*Challenge*: Check each line of the data below for the word "therefore", then extract the ones that have it.

*Material for this exercise*:
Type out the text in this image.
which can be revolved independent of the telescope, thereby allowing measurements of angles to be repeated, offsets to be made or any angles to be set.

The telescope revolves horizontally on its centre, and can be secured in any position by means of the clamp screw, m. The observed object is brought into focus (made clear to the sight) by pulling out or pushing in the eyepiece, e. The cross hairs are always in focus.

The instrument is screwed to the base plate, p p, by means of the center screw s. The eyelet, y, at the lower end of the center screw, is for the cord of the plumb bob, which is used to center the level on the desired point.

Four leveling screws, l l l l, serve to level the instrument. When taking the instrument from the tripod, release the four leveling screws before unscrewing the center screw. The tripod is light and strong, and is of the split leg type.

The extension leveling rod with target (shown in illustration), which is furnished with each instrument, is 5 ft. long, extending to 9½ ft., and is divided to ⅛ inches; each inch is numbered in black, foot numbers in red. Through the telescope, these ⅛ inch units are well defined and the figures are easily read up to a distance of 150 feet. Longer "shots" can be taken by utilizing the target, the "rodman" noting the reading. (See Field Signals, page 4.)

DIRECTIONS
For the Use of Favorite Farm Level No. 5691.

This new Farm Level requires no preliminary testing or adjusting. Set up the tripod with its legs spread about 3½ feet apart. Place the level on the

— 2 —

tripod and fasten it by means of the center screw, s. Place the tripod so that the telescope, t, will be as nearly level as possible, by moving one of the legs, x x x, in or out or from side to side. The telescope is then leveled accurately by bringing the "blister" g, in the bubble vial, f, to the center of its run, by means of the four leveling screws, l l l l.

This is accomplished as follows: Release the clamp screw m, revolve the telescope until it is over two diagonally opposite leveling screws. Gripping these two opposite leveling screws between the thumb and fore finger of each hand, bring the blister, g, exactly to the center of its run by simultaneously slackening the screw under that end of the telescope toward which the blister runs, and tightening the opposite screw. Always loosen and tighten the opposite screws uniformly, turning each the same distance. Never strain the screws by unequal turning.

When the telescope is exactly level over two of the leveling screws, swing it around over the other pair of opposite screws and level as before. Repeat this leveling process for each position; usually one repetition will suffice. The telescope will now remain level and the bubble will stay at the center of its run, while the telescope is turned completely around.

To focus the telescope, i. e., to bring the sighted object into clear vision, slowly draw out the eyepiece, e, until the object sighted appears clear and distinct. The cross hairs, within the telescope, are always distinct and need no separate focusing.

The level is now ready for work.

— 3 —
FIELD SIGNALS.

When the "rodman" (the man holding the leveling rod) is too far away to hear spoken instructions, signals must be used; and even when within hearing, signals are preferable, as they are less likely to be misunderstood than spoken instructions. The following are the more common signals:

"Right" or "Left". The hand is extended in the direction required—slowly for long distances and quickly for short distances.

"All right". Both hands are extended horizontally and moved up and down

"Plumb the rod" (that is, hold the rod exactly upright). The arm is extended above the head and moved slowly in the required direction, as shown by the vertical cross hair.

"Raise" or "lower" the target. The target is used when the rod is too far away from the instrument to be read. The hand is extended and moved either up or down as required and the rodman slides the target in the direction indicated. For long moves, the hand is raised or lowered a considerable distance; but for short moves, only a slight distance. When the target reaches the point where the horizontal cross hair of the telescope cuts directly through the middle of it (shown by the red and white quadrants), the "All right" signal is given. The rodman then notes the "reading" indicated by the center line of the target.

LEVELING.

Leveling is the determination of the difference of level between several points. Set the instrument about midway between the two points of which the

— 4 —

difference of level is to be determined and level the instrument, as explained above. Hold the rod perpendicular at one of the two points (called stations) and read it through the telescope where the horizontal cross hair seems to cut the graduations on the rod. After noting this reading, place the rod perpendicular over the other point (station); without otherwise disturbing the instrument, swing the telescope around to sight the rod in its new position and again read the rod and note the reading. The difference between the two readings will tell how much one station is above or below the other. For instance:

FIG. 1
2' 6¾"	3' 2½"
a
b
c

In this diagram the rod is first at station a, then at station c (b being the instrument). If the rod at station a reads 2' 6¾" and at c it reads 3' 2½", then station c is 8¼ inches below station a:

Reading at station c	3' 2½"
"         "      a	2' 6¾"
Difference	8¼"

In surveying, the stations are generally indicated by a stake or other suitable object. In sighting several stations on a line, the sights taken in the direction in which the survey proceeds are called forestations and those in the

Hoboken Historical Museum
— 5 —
==
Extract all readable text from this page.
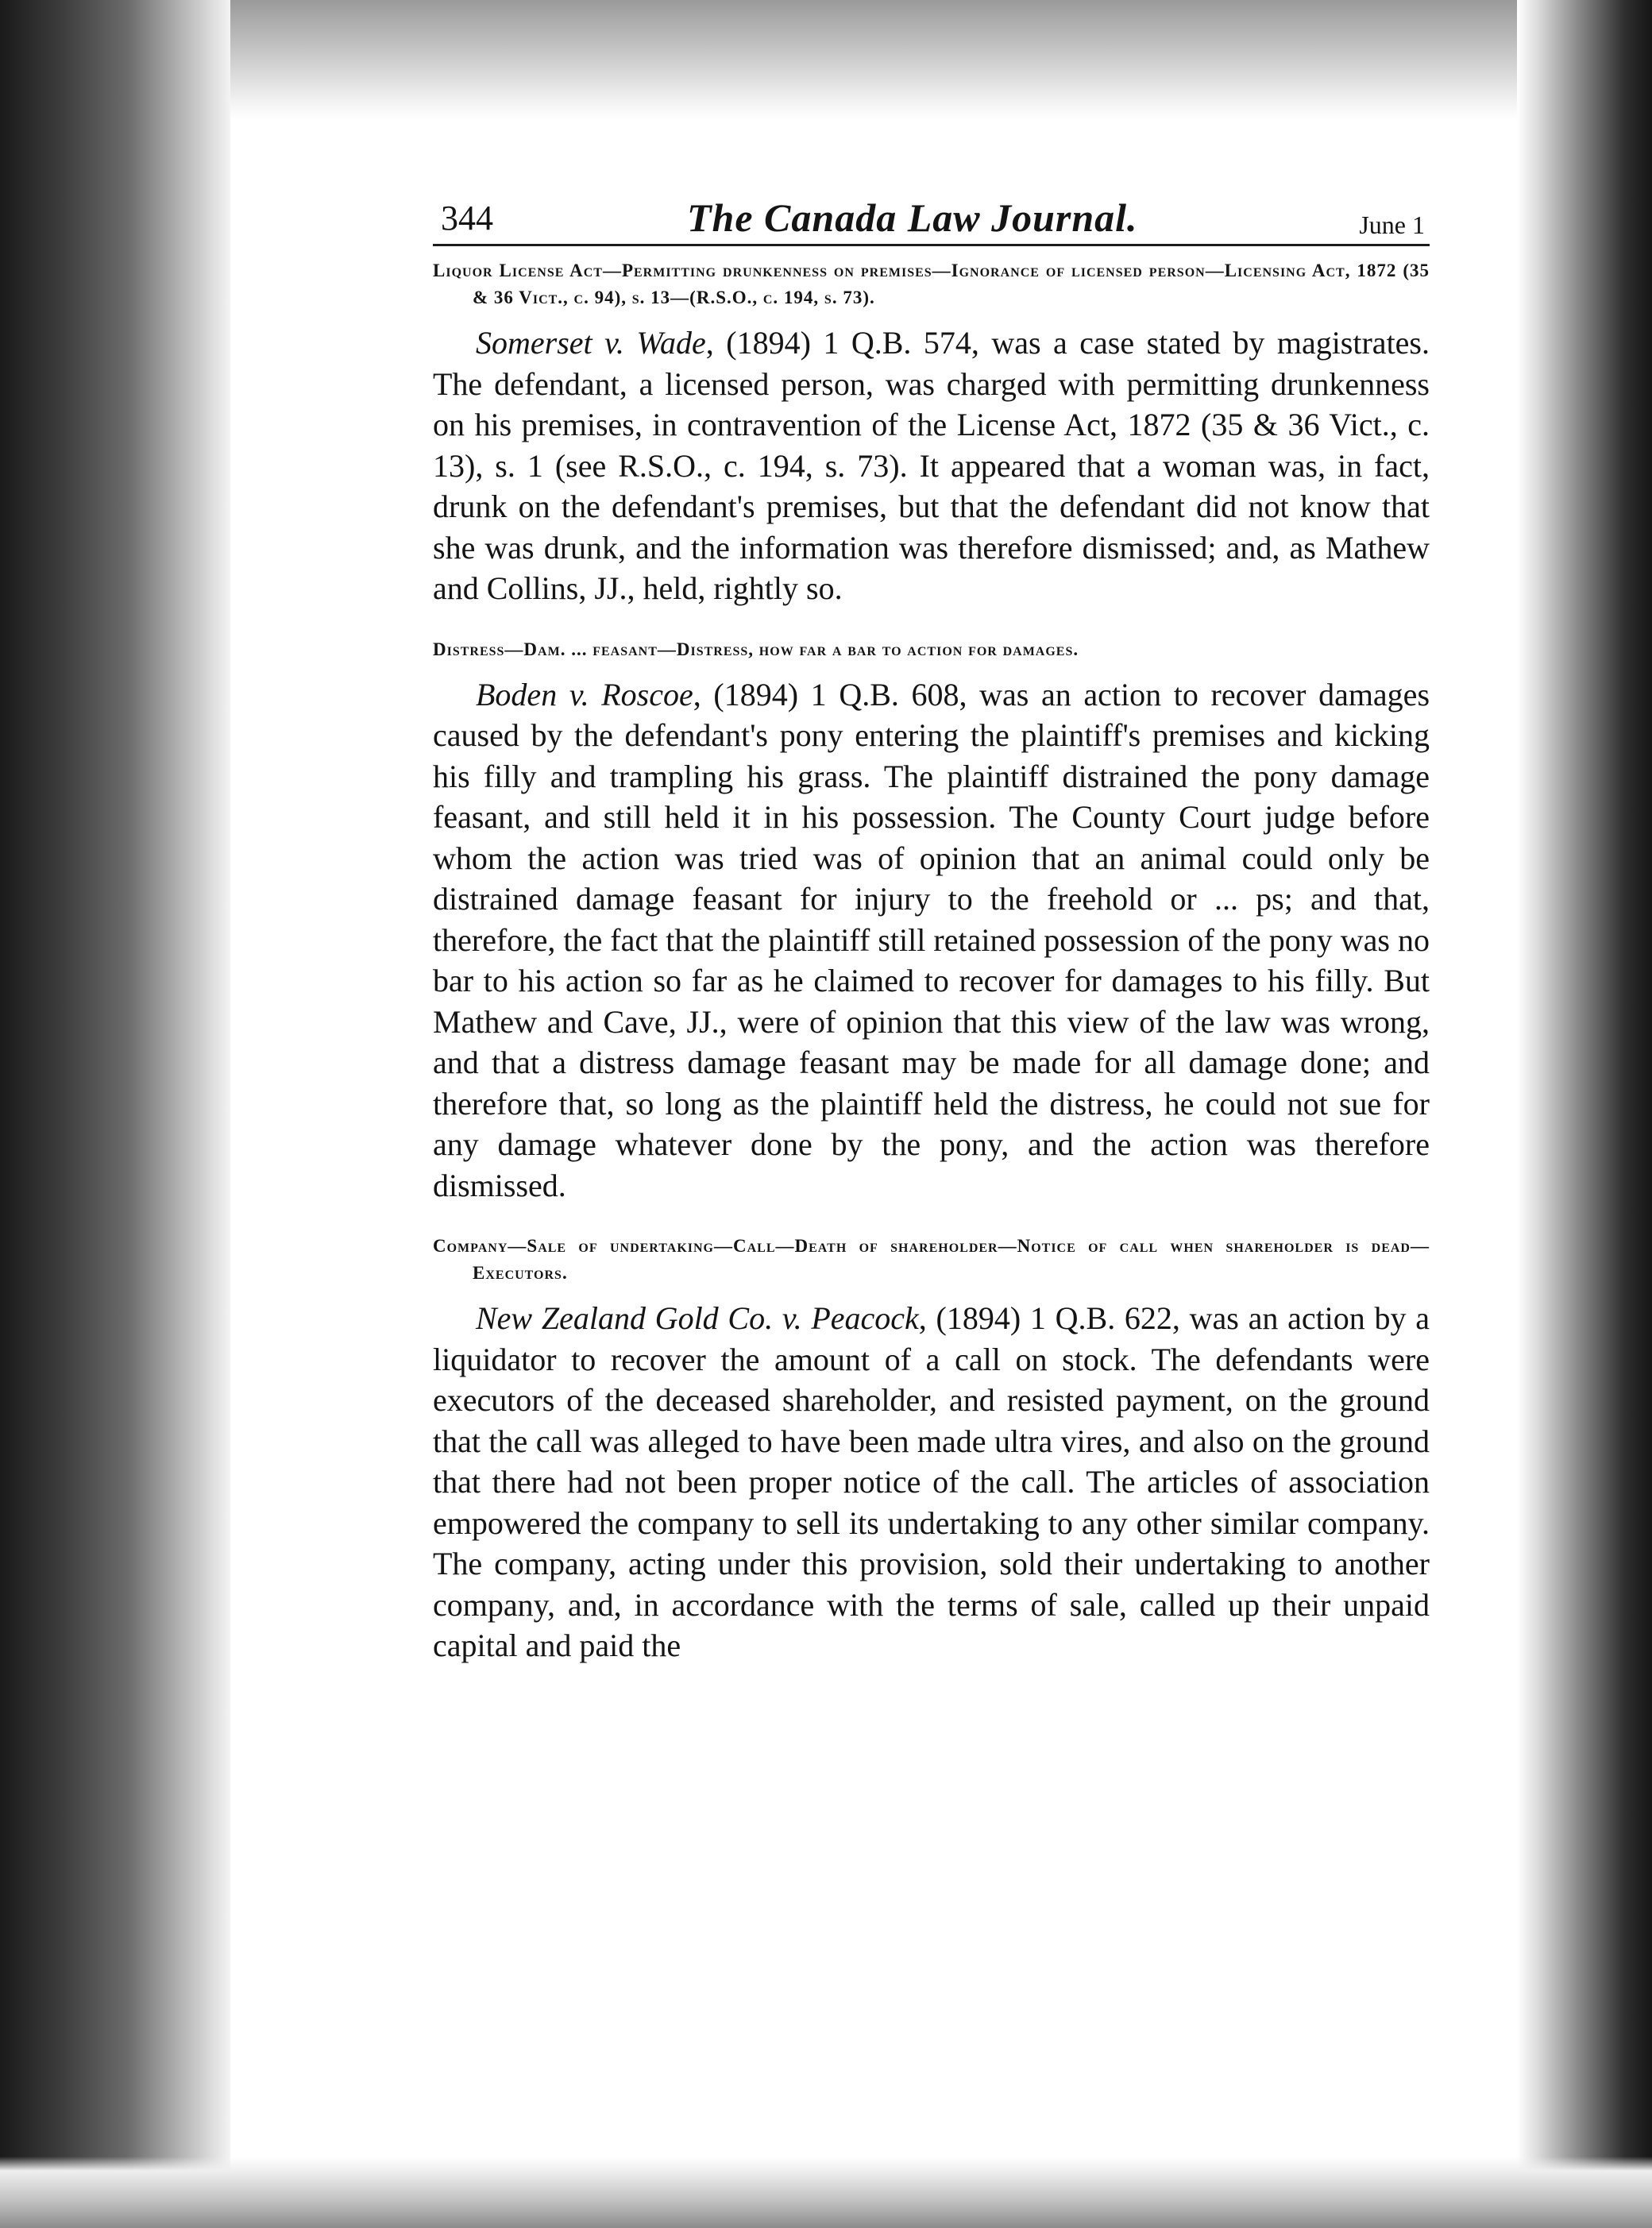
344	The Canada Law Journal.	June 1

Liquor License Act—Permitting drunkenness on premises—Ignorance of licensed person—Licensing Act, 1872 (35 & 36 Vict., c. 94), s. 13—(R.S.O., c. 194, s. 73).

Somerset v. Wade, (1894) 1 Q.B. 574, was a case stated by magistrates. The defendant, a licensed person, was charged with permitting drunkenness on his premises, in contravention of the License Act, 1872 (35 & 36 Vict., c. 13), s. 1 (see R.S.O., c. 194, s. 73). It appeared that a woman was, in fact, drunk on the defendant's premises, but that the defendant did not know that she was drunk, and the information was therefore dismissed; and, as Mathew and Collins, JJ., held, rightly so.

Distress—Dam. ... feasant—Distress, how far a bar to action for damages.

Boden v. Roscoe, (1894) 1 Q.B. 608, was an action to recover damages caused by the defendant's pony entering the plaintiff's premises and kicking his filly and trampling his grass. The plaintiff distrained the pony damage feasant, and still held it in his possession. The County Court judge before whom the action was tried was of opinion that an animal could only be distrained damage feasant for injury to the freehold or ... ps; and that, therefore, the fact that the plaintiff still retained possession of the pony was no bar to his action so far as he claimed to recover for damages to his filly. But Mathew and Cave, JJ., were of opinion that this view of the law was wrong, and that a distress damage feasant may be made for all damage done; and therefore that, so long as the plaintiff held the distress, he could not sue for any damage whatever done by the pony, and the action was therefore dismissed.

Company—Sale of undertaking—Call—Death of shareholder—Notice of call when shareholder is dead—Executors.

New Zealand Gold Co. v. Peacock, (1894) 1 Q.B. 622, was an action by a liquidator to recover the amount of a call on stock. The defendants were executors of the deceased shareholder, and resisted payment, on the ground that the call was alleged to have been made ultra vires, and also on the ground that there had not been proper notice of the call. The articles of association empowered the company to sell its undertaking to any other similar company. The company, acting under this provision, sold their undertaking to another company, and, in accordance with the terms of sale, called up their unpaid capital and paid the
* * *
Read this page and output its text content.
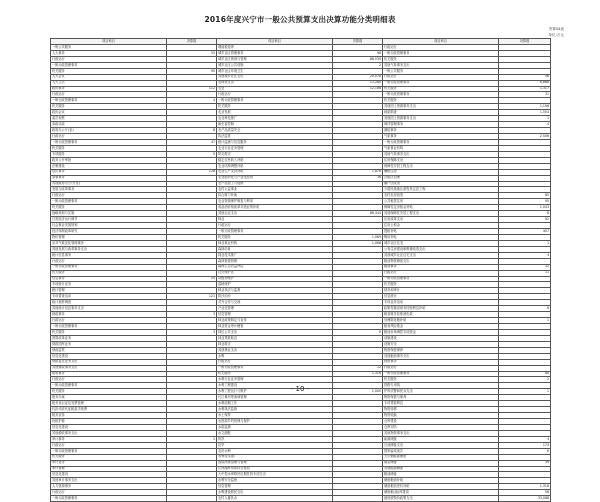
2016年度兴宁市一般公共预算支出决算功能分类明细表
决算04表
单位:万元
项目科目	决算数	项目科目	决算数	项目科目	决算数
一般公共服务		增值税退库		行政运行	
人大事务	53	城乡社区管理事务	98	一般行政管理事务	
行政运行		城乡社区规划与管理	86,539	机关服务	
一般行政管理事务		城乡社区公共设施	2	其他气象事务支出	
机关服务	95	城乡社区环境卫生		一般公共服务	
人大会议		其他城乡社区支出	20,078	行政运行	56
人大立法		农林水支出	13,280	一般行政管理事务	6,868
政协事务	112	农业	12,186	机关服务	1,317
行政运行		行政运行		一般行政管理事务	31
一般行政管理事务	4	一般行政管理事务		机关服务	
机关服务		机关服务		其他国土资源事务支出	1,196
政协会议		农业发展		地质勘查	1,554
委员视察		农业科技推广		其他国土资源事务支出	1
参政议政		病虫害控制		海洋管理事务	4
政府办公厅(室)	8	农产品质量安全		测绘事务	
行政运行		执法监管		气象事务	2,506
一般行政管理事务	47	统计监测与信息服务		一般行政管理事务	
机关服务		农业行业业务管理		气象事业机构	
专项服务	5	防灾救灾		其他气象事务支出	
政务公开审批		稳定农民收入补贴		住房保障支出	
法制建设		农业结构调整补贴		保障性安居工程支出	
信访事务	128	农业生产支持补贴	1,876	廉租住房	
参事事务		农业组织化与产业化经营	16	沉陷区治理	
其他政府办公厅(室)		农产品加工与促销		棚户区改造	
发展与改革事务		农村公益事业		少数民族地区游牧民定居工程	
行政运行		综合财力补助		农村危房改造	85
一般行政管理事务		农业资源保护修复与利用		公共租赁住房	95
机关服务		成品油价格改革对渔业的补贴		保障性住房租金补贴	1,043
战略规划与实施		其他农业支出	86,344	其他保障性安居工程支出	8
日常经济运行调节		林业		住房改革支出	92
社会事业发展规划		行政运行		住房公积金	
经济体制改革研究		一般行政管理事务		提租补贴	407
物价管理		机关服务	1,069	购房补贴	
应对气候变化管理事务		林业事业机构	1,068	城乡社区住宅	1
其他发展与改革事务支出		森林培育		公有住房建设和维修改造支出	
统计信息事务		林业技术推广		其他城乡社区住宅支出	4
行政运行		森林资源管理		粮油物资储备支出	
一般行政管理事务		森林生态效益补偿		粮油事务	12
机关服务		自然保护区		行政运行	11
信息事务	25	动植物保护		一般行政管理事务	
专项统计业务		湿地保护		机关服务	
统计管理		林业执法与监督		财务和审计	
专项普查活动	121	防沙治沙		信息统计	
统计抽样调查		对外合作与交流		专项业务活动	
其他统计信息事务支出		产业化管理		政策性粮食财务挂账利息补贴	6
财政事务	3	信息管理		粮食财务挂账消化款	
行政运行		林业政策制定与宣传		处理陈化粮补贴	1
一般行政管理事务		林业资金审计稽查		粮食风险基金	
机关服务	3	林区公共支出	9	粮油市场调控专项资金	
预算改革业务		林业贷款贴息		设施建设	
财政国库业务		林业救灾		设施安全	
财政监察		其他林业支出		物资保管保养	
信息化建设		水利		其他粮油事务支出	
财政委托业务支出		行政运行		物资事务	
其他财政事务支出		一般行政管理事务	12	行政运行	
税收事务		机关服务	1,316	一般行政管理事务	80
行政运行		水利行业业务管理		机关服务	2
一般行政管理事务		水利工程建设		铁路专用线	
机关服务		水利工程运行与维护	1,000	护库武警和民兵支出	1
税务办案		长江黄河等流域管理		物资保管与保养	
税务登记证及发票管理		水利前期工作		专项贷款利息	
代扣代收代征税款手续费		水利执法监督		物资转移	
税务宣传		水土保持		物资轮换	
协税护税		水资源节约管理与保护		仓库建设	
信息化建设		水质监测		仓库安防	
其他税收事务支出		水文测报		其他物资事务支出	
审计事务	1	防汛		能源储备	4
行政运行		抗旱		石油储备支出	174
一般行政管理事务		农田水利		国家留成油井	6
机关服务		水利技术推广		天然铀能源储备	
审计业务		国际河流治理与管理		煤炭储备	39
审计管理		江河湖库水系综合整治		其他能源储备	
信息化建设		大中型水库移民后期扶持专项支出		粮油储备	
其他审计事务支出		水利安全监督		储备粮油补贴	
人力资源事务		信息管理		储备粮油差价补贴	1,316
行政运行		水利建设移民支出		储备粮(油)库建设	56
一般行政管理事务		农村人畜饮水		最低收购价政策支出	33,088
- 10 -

*Full solution*:
Somerset v. Wade, (1894) 1 Q.B. 574, was a case stated by magistrates. The defendant, a licensed person, was charged with permitting drunkenness on his premises, in contravention of the License Act, 1872 (35 & 36 Vict., c. 13), s. 1 (see R.S.O., c. 194, s. 73). It appeared that a woman was, in fact, drunk on the defendant's premises, but that the defendant did not know that she was drunk, and the information was therefore dismissed; and, as Mathew and Collins, JJ., held, rightly so.
Boden v. Roscoe, (1894) 1 Q.B. 608, was an action to recover damages caused by the defendant's pony entering the plaintiff's premises and kicking his filly and trampling his grass. The plaintiff distrained the pony damage feasant, and still held it in his possession. The County Court judge before whom the action was tried was of opinion that an animal could only be distrained damage feasant for injury to the freehold or ... ps; and that, therefore, the fact that the plaintiff still retained possession of the pony was no bar to his action so far as he claimed to recover for damages to his filly. But Mathew and Cave, JJ., were of opinion that this view of the law was wrong, and that a distress damage feasant may be made for all damage done; and therefore that, so long as the plaintiff held the distress, he could not sue for any damage whatever done by the pony, and the action was therefore dismissed.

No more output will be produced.